* WRITTEN PROBLEM *
Copy out all the lines exactly. Omit pictures.

* RECORD SET *
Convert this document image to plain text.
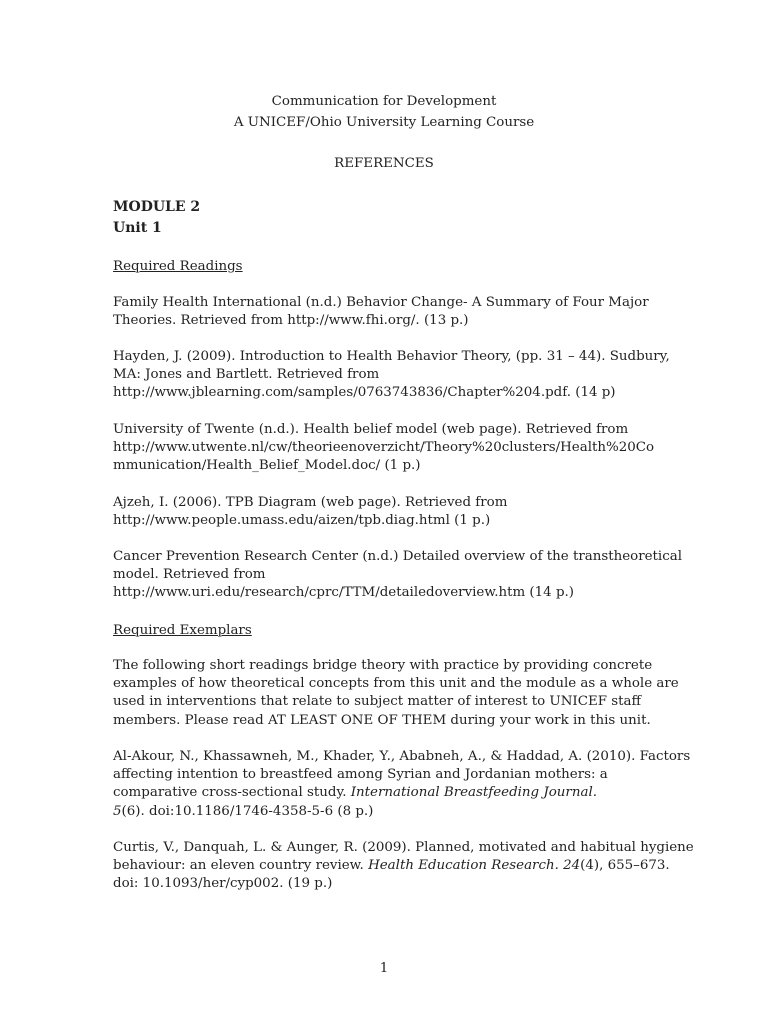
Communication for Development

A UNICEF/Ohio University Learning Course

REFERENCES

MODULE 2

Unit 1

Required Readings

Family Health International (n.d.) Behavior Change- A Summary of Four Major
Theories. Retrieved from http://www.fhi.org/. (13 p.)

Hayden, J. (2009). Introduction to Health Behavior Theory, (pp. 31 – 44). Sudbury,
MA: Jones and Bartlett. Retrieved from
http://www.jblearning.com/samples/0763743836/Chapter%204.pdf. (14 p)

University of Twente (n.d.). Health belief model (web page). Retrieved from
http://www.utwente.nl/cw/theorieenoverzicht/Theory%20clusters/Health%20Co
mmunication/Health_Belief_Model.doc/ (1 p.)

Ajzeh, I. (2006). TPB Diagram (web page). Retrieved from
http://www.people.umass.edu/aizen/tpb.diag.html (1 p.)

Cancer Prevention Research Center (n.d.) Detailed overview of the transtheoretical
model. Retrieved from
http://www.uri.edu/research/cprc/TTM/detailedoverview.htm (14 p.)

Required Exemplars

The following short readings bridge theory with practice by providing concrete
examples of how theoretical concepts from this unit and the module as a whole are
used in interventions that relate to subject matter of interest to UNICEF staff
members. Please read AT LEAST ONE OF THEM during your work in this unit.

Al-Akour, N., Khassawneh, M., Khader, Y., Ababneh, A., & Haddad, A. (2010). Factors
affecting intention to breastfeed among Syrian and Jordanian mothers: a
comparative cross-sectional study. International Breastfeeding Journal.
5(6). doi:10.1186/1746-4358-5-6 (8 p.)

Curtis, V., Danquah, L. & Aunger, R. (2009). Planned, motivated and habitual hygiene
behaviour: an eleven country review. Health Education Research. 24(4), 655–673.
doi: 10.1093/her/cyp002. (19 p.)

1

* SOLUTION TO THIS EXERCISE *
Convert this document image to plain text.
Communication for Development

A UNICEF/Ohio University Learning Course

REFERENCES

MODULE 2

Unit 1

Required Readings

Family Health International (n.d.) Behavior Change- A Summary of Four Major
Theories. Retrieved from http://www.fhi.org/. (13 p.)

Hayden, J. (2009). Introduction to Health Behavior Theory, (pp. 31 – 44). Sudbury,
MA: Jones and Bartlett. Retrieved from
http://www.jblearning.com/samples/0763743836/Chapter%204.pdf. (14 p)

University of Twente (n.d.). Health belief model (web page). Retrieved from
http://www.utwente.nl/cw/theorieenoverzicht/Theory%20clusters/Health%20Co
mmunication/Health_Belief_Model.doc/ (1 p.)

Ajzeh, I. (2006). TPB Diagram (web page). Retrieved from
http://www.people.umass.edu/aizen/tpb.diag.html (1 p.)

Cancer Prevention Research Center (n.d.) Detailed overview of the transtheoretical
model. Retrieved from
http://www.uri.edu/research/cprc/TTM/detailedoverview.htm (14 p.)

Required Exemplars

The following short readings bridge theory with practice by providing concrete
examples of how theoretical concepts from this unit and the module as a whole are
used in interventions that relate to subject matter of interest to UNICEF staff
members. Please read AT LEAST ONE OF THEM during your work in this unit.

Al-Akour, N., Khassawneh, M., Khader, Y., Ababneh, A., & Haddad, A. (2010). Factors
affecting intention to breastfeed among Syrian and Jordanian mothers: a
comparative cross-sectional study. International Breastfeeding Journal.
5(6). doi:10.1186/1746-4358-5-6 (8 p.)

Curtis, V., Danquah, L. & Aunger, R. (2009). Planned, motivated and habitual hygiene
behaviour: an eleven country review. Health Education Research. 24(4), 655–673.
doi: 10.1093/her/cyp002. (19 p.)

1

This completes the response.